» **Consigne**: Reprenez l'arrêt d'appel sur le licenciement pour faute lourde à la suite de sa dernière phrase.

» **Extrait présenté**:
CONSTATER que Monsieur [J] [N] ne justifie nullement du fondement contractuel des commissions sollicitées c'est-à-dire de l'accord des parties dans leur principe et encore dans la détermination de leur modalité de calcul ;

CONSTATER que Monsieur [J] [N] ne justifie nullement de la réalité du travail commercial prétendument accompli au bénéfice des commissions sollicitées ;

EN CONSEQUENCE,

CONFIRMER le jugement rendu par le Conseil des prud'hommes de Marseille le 23 avril 2019 en ce qu'il a dit et jugé la mesure de licenciement prononcée à l'encontre de Monsieur [J] [N] fondée sur une faute lourde ;

DIRE ET JUGER la mesure de licenciement prononcée à l'encontre de Monsieur [J] [N] fondée sur une faute lourde ;

DEBOUTER purement et simplement Monsieur [J] [N] de l'ensemble de ses demandes, fins et prétentions ;

CONDAMNER Monsieur [J] [N] au paiement de la somme de 78.089,61 euros au titre de son préjudice économique lié aux agissements fautifs de Monsieur [N] par réformation du jugement rendu par le Conseil des prud'hommes de Marseille le 23 avril 2019 ;

CONDAMNER Monsieur [J] [N] au paiement de la somme de 3.500 euros en application des dispositions de l'article 700 du Code de Procédure civile ;

CONDAMNER Monsieur [J] [N] au paiement des entiers dépens.»

Pour l'exposé plus détaillé des prétentions et moyens des parties, il sera renvoyé, conformément à l'article 455 du code de procédure civile, aux conclusions des parties sus-visées.

MOTIFS DE L'ARRÊT

A titre liminaire, la cour rappelle qu'en application des dispositions de l'article 954 du code de procédure civile , elle ne statue que sur les prétentions énoncées au dispositif et que les «dire et juger» et les «constater» ainsi que les «donner acte» ne sont pas des prétentions en ce que ces demandes ne confèrent pas de droit à la partie qui les requiert hormis les cas prévus par la loi; en conséquence, la cour ne statuera pas sur celles-ci, qui ne sont en réalité que le rappel des moyens invoqués.

Sur la demande de sursis à statuer

La société, au visa des articles 378 & suivants du code de procédure civile et de l'article 4 du code de procédure pénale demande dans l'intérêt d'une bonne administration de la justice, un sursis à statuer dans l'attente de l'issue de la procédure pénale.

Elle indique avoir déposé plainte pour des faits d'abus de confiance le 29 novembre 2016 soit avant la saisine du conseil de prud'hommes mais avoir reçu une décision de classement sans suite prise le 6 août 2018.

Estimant l'enquête préliminaire lacunaire, elle a déposé une plainte avec constitution de partie civile auprès du juge d'instruction le 31 janvier 2019 et a payé la consignation mise à sa charge le 30 août 2019.

Compte tenu du délai déjà écoulé depuis ces actes, il serait déraisonnable d'ordonner un sursis à statuer alors même que M. [N] n'a pas même été mis en examen voire auditionné, de sorte que la cour confirme la décision entreprise qui a refusé le sursis à statuer.

» **Données fournies**:
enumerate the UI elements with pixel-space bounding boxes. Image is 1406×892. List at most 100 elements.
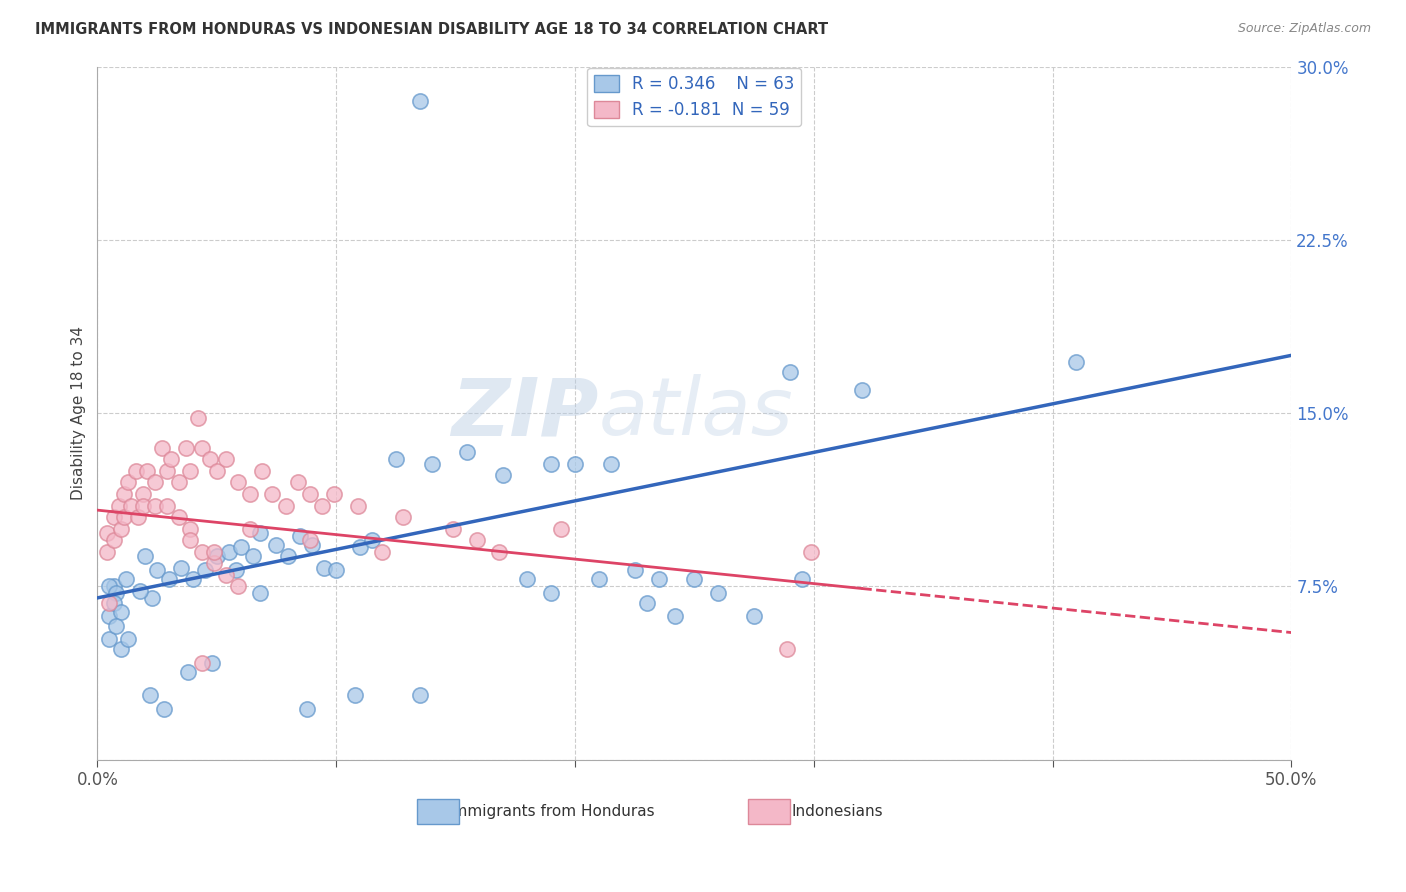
Point	[191, 545, 214, 559]
Point	[205, 549, 228, 564]
Point	[225, 563, 247, 577]
Point	[191, 441, 214, 455]
Point	[194, 563, 217, 577]
Point	[132, 499, 155, 513]
Point	[139, 688, 162, 702]
Point	[226, 579, 249, 593]
Point	[136, 464, 159, 478]
Point	[540, 457, 562, 471]
Point	[344, 688, 367, 702]
Point	[301, 538, 323, 552]
Point	[218, 545, 240, 559]
Point	[488, 545, 510, 559]
Point	[134, 549, 156, 564]
Point	[157, 573, 180, 587]
Y-axis label: Disability Age 18 to 34: Disability Age 18 to 34	[72, 326, 86, 500]
Point	[239, 487, 262, 501]
Point	[742, 609, 765, 624]
Point	[314, 561, 336, 575]
Point	[167, 475, 190, 490]
Point	[146, 563, 169, 577]
Point	[179, 522, 201, 536]
Legend: R = 0.346    N = 63, R = -0.181  N = 59: R = 0.346 N = 63, R = -0.181 N = 59	[588, 68, 801, 126]
Point	[96, 545, 118, 559]
Point	[141, 591, 163, 605]
Point	[420, 457, 443, 471]
Point	[298, 487, 321, 501]
Point	[456, 445, 478, 459]
Point	[127, 510, 149, 524]
Point	[250, 464, 273, 478]
Point	[117, 475, 139, 490]
Point	[110, 522, 132, 536]
Point	[103, 595, 125, 609]
Point	[707, 586, 730, 600]
Point	[201, 656, 224, 670]
Point	[779, 365, 801, 379]
Point	[266, 538, 288, 552]
Text: Immigrants from Honduras: Immigrants from Honduras	[447, 804, 654, 819]
Point	[277, 549, 299, 564]
Point	[664, 609, 686, 624]
Point	[187, 410, 209, 425]
Point	[155, 499, 177, 513]
Point	[179, 464, 201, 478]
Point	[550, 522, 572, 536]
Point	[170, 561, 193, 575]
Point	[564, 457, 586, 471]
Point	[215, 567, 238, 582]
Point	[239, 522, 262, 536]
Point	[96, 526, 118, 541]
Point	[297, 702, 319, 716]
Point	[647, 573, 669, 587]
Point	[150, 441, 173, 455]
Point	[181, 573, 204, 587]
Point	[242, 549, 264, 564]
Text: Source: ZipAtlas.com: Source: ZipAtlas.com	[1237, 22, 1371, 36]
Point	[117, 632, 139, 647]
Point	[851, 383, 873, 397]
Point	[105, 618, 128, 632]
Point	[110, 641, 132, 656]
Point	[229, 540, 252, 554]
Point	[215, 452, 238, 467]
Point	[108, 499, 131, 513]
Point	[153, 702, 176, 716]
Point	[103, 510, 125, 524]
Point	[98, 632, 121, 647]
Point	[274, 499, 297, 513]
Point	[105, 586, 128, 600]
Point	[205, 464, 228, 478]
Point	[202, 545, 225, 559]
Point	[115, 573, 138, 587]
Point	[790, 573, 813, 587]
Point	[160, 452, 183, 467]
Point	[198, 452, 221, 467]
Point	[112, 510, 135, 524]
Point	[298, 533, 321, 548]
Point	[179, 533, 201, 548]
Point	[174, 441, 197, 455]
Point	[588, 573, 610, 587]
Point	[124, 464, 146, 478]
Point	[249, 586, 271, 600]
Point	[290, 528, 312, 542]
Point	[385, 452, 408, 467]
Point	[346, 499, 368, 513]
Point	[103, 579, 125, 593]
Point	[349, 540, 371, 554]
Point	[623, 563, 645, 577]
Point	[260, 487, 283, 501]
Point	[322, 487, 344, 501]
Point	[465, 533, 488, 548]
Point	[492, 468, 515, 483]
Point	[683, 573, 706, 587]
Point	[103, 533, 125, 548]
Point	[311, 499, 333, 513]
Point	[370, 545, 392, 559]
Point	[202, 556, 225, 570]
Text: atlas: atlas	[599, 374, 793, 452]
Point	[409, 95, 432, 109]
Point	[776, 641, 799, 656]
Point	[143, 475, 166, 490]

» **Réponse**:
Sur la mise en retraite

Le salarié indique qu'il a été mis en retraite par son employeur sans respect de la procédure ni du préavis, ce qui s'analyse selon lui, en un licenciement abusif.

Comme l'indique la société, il résulte du courrier daté du 1er octobre 2015 émanant de M. [N] que celui-ci a confirmé sa demande de mise à la retraite, précisant un numéro de dossier auprès de la Carsat et il résulte des échanges subséquents de courriels entre les parties notamment celui du 19 décembre 2015 que le salarié demandait à cumuler sa pension de retraite et un salaire net d'environ «1 100 à 1 200 net».

En conséquence, c'est en toute mauvaise foi que le salarié prétend que sa mise en retraite serait illégale et dès lors, il doit être débouté de sa demande d'indemnité.

Sur le contrat de travail à temps partiel

L'appelant reproche au conseil de prud'hommes de n'avoir pas répondu à sa demande, arguant que le contrat de travail à temps partiel doit mentionner la durée hebdomadaire ou mensuelle du travail prévue ainsi que la répartition de cette durée entre les jours de la semaine ou les semaines du mois et qu'à défaut, il doit être requalifié à temps complet.

La société n'a pas répondu sur ce chef de deamnde.

Il résulte des échanges de courriels de fin décembre 2015 que le salarié s'est vu proposer, d'abord un temps partiel de 25,5h et sur sa demande, le gérant a demandé à son comptable le 22 décembre 2015 de lui calculer un salaire proche de 1 200 euros avec les charges mais le contrat de travail à temps partiel transmis le 10 février 2016 par le comptable n'a jamais été signé par les parties.

En l'absence de contrat écrit et celui présenté aux débats en pièce n°42 par la société ne comportant pas les mentions obligatoires prévues aux articles L.3123-6 & suivants du code du travail, la requalification du contrat à temps complet s'impose.

L'appelant réclame à ce titre dans son dispositif la somme de 1 695 euros sans qu'il soit possible de déterminer s'il s'agit d'une indemnité ou d'un rappel de salaire mais dans ce cas, il n'opère aucun calcul et en tout état de cause, il ne démontre pas avoir accompli plus d'heures que celles figurant sur ses bulletins de salaire.

En conséquence, il doit être débouté de cette demande.

Sur les primes impayées

Sous ce vocable, M. [N] indique qu'il avait droit à des commissions comme il résulte des mails produits mais «que ces primes n'ont jamais été payées», ne figurant sur aucun bulletin de salaire. Il s'appuie sur ses pièces n°15 et 24 à 49 pour solliciter 89 612,30 euros de commissions.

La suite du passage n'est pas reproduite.